=== Task description ===
Output all entries verbatim. Skip pictures.

=== The input ===
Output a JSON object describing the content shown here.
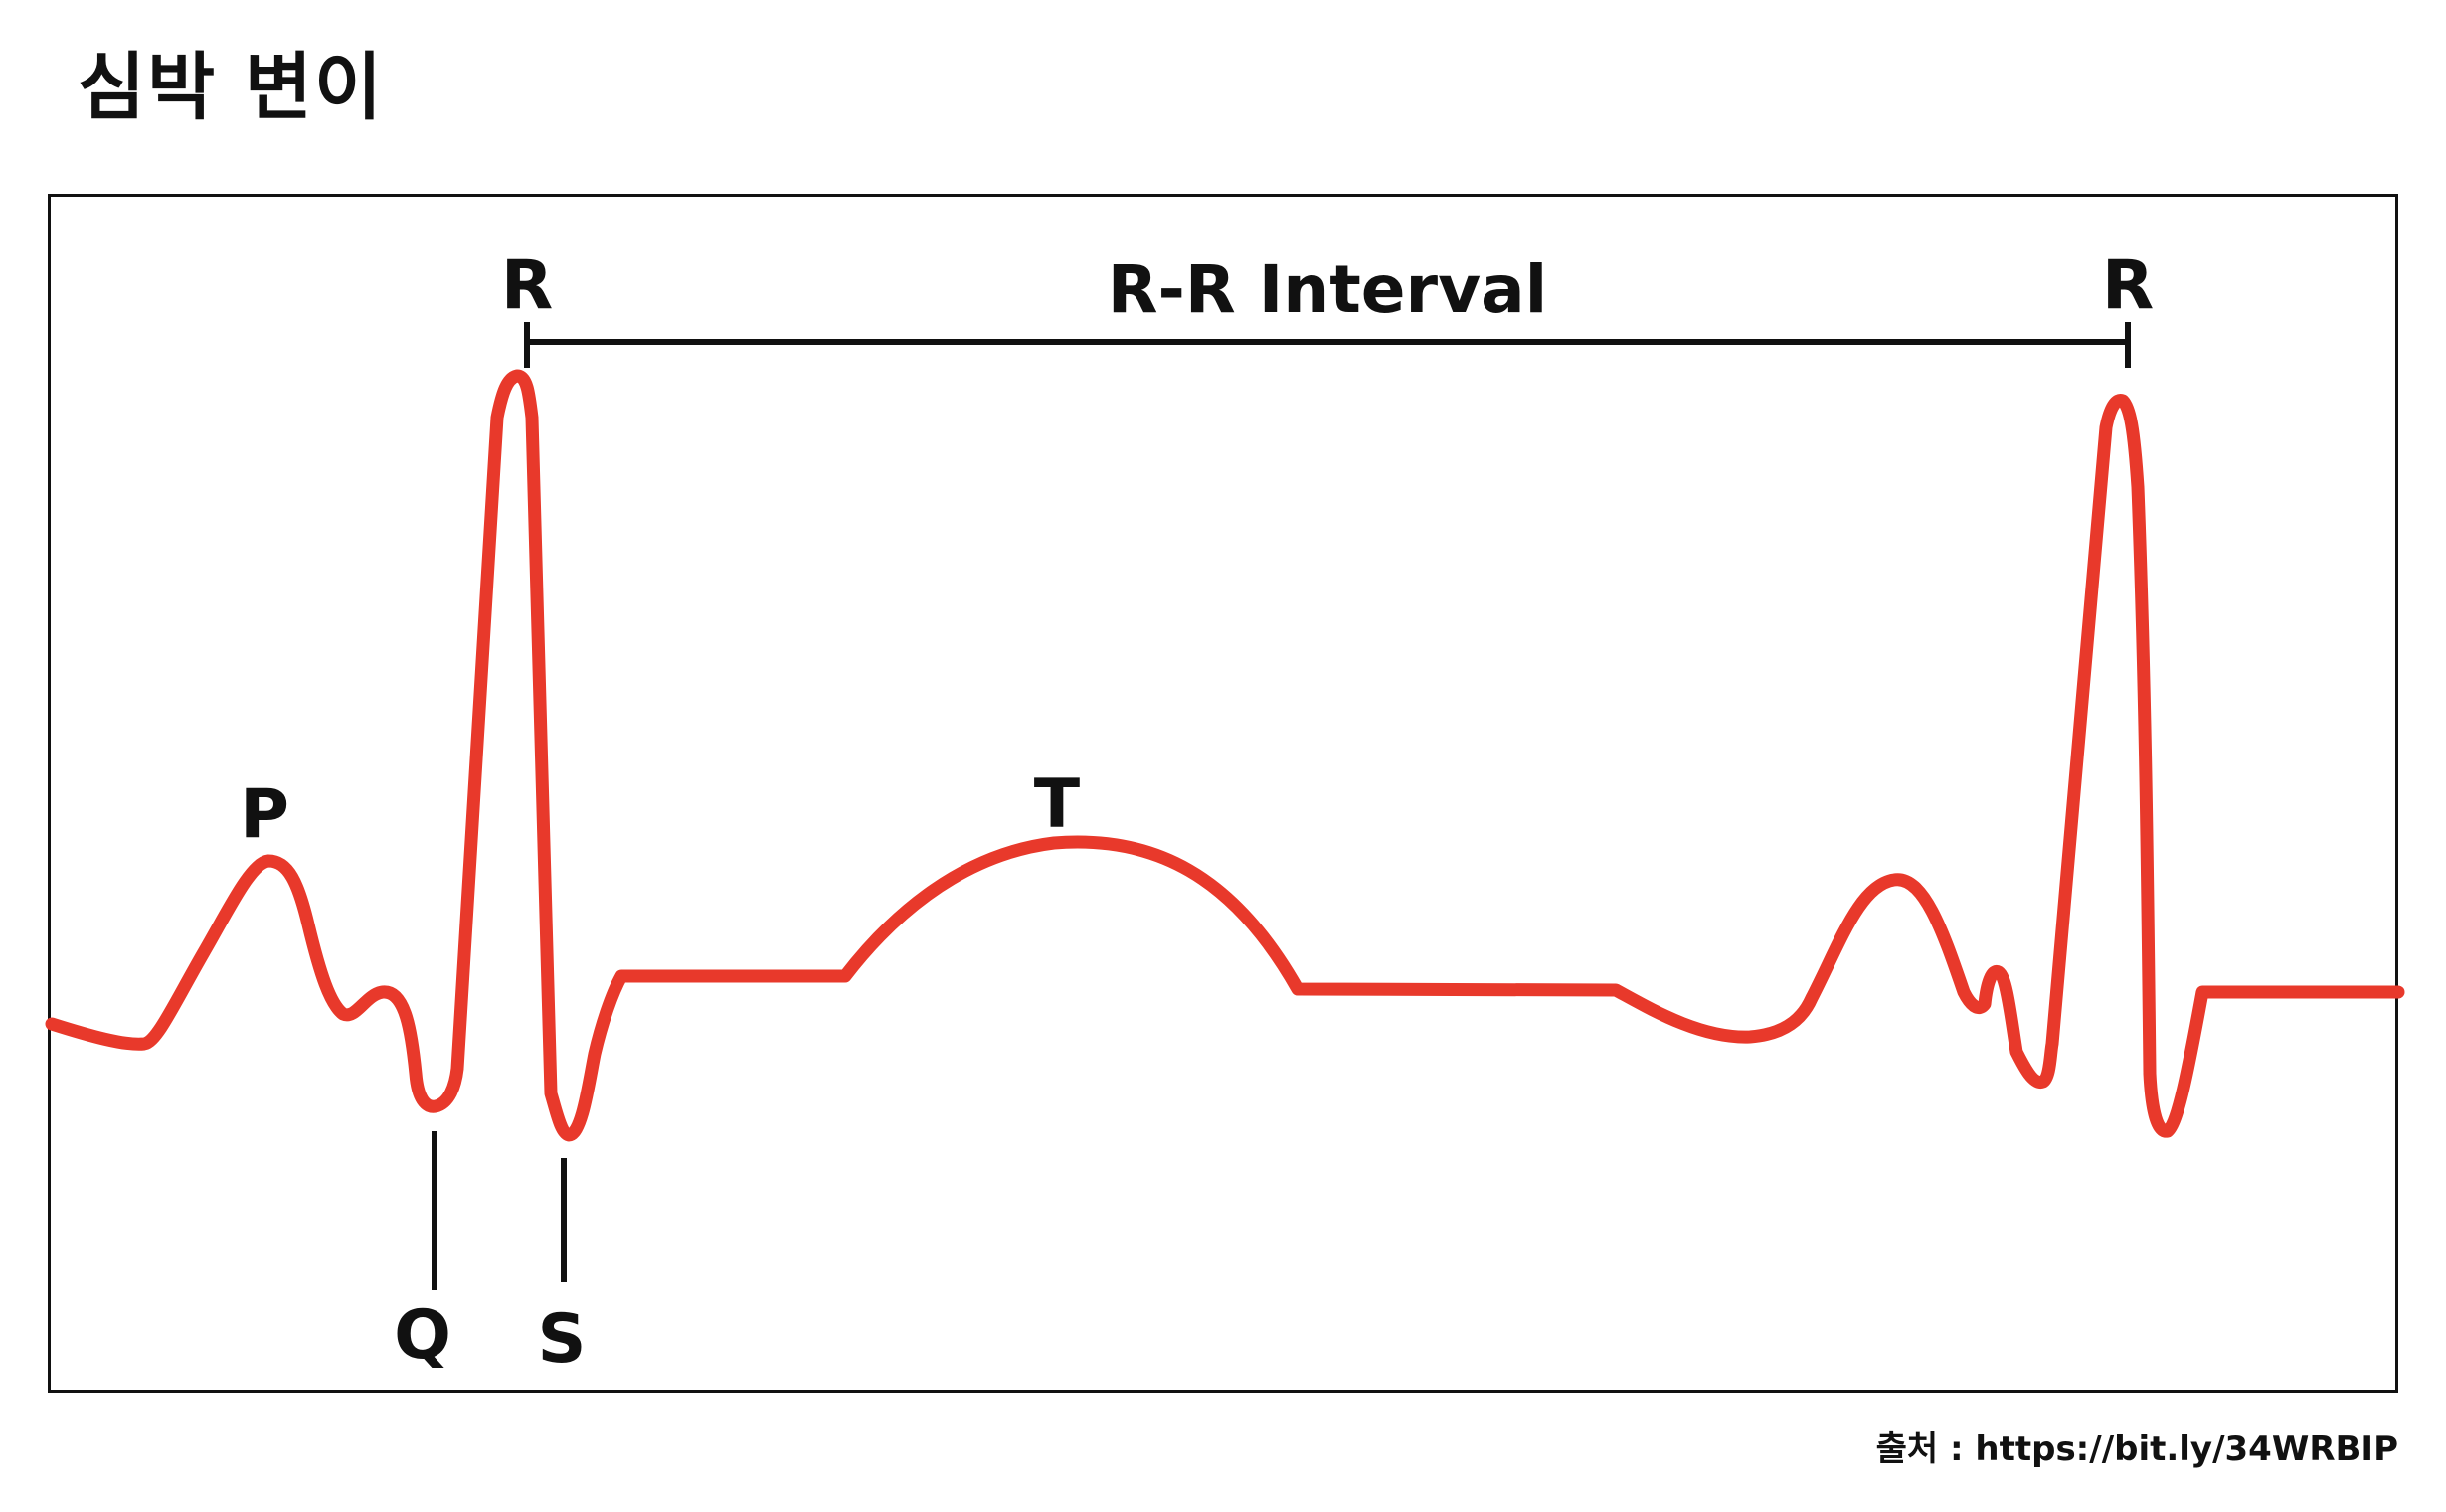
{
  "title": "심박 변이",
  "ecg": {
    "line_color": "#e8392b",
    "labels": {
      "p": "P",
      "q": "Q",
      "r_first": "R",
      "s": "S",
      "t": "T",
      "r_second": "R"
    },
    "interval_label": "R-R Interval"
  },
  "source": "출처 : https://bit.ly/34WRBIP"
}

=== Output below ===
Output a JSON object describing the content shown here.
{
  "title": "심박 변이",
  "ecg": {
    "line_color": "#e8392b",
    "labels": {
      "p": "P",
      "q": "Q",
      "r_first": "R",
      "s": "S",
      "t": "T",
      "r_second": "R"
    },
    "interval_label": "R-R Interval"
  },
  "source": "출처 : https://bit.ly/34WRBIP"
}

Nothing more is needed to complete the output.